Below are records; count the lines in them that hold "image" and give only the count.
========================================================================
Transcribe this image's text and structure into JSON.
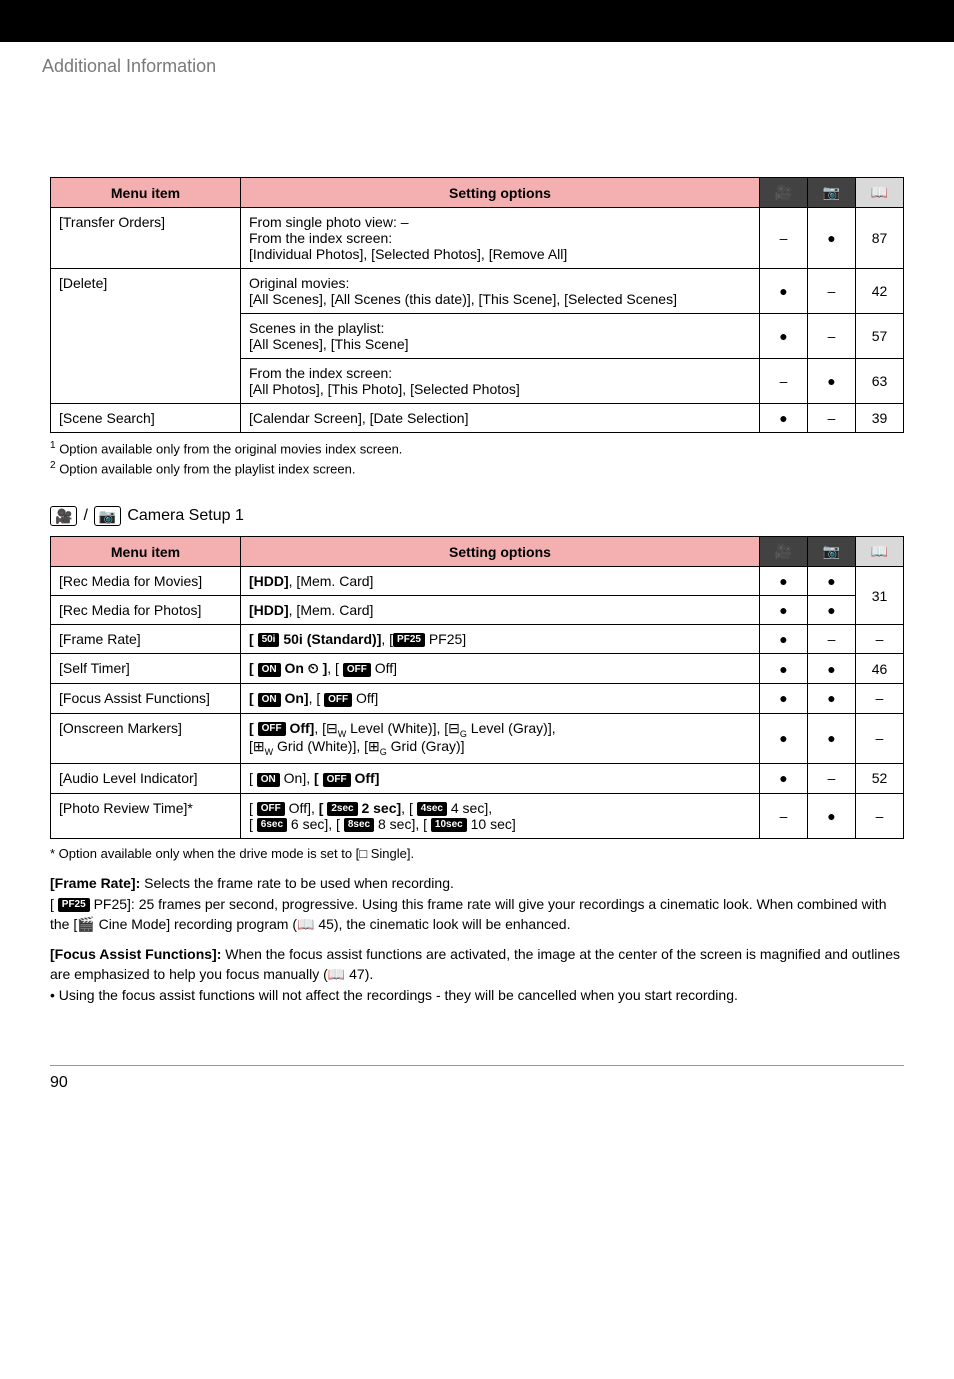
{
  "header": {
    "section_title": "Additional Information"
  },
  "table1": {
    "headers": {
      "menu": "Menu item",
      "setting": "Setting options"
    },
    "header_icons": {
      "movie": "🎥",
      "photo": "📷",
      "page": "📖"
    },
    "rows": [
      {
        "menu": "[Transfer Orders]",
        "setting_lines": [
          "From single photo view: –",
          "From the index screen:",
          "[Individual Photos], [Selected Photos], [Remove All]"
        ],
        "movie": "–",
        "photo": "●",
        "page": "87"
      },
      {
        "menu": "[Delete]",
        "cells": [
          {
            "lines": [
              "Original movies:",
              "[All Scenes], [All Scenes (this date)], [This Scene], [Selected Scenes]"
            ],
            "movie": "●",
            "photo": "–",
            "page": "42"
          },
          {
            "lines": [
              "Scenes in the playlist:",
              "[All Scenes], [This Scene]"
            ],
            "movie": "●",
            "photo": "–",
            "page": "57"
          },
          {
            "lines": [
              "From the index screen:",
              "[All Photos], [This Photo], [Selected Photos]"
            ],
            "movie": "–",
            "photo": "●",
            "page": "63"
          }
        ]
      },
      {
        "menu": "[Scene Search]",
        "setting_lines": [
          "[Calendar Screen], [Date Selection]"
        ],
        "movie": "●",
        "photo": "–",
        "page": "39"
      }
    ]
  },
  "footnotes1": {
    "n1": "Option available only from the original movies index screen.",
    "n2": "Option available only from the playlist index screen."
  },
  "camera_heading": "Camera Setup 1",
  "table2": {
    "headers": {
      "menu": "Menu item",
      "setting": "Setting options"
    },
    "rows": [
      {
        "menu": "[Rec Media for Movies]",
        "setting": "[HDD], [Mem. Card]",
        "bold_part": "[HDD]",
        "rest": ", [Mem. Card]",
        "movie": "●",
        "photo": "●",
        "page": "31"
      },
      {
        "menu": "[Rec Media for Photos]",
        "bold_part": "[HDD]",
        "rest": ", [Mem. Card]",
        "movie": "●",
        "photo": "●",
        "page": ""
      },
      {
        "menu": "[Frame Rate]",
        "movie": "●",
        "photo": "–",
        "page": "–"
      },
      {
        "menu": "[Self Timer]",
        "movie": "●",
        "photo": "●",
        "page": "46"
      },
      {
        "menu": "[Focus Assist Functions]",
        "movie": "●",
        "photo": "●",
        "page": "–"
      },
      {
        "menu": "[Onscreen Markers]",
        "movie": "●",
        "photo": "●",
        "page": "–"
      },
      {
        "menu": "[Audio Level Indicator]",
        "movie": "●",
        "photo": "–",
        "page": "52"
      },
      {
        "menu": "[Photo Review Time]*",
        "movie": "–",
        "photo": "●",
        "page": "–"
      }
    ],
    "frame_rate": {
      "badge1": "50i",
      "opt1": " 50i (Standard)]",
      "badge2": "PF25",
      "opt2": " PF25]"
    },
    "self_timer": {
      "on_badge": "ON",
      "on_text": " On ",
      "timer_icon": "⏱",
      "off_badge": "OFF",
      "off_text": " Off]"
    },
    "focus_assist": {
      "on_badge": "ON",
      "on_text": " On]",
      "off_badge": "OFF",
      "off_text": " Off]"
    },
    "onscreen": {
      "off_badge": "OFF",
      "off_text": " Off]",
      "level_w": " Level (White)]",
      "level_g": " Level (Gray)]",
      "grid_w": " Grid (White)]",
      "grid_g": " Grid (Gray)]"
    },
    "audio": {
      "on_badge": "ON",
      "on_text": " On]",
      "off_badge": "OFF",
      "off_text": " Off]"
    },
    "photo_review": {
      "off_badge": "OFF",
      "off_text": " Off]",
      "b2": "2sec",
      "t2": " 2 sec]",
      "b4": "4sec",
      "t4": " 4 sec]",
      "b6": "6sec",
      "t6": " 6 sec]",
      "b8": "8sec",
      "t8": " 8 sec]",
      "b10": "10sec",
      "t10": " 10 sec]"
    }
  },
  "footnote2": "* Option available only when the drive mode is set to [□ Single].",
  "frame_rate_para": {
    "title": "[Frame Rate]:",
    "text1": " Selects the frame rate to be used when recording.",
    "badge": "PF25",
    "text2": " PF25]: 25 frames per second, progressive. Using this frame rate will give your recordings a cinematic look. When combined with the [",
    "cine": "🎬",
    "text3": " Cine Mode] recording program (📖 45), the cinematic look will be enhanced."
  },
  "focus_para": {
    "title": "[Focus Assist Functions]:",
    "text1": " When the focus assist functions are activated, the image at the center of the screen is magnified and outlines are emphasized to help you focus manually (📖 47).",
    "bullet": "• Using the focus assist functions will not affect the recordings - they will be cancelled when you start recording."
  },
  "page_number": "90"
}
========================================================================
▸ **Result for this exercise**: 2